## Dataset records
==================================================

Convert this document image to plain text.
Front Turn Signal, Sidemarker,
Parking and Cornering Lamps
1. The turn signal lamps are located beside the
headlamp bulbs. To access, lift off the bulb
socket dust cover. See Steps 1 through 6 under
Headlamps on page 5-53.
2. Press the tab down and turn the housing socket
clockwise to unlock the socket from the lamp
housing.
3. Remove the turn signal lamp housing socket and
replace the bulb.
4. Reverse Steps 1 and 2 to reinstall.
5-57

==================================================

## PROMPT
Copy each line of the entries that includes the word "bulb".

## SOLUTION FOR THIS EXERCISE
headlamp bulbs. To access, lift off the bulb
replace the bulb.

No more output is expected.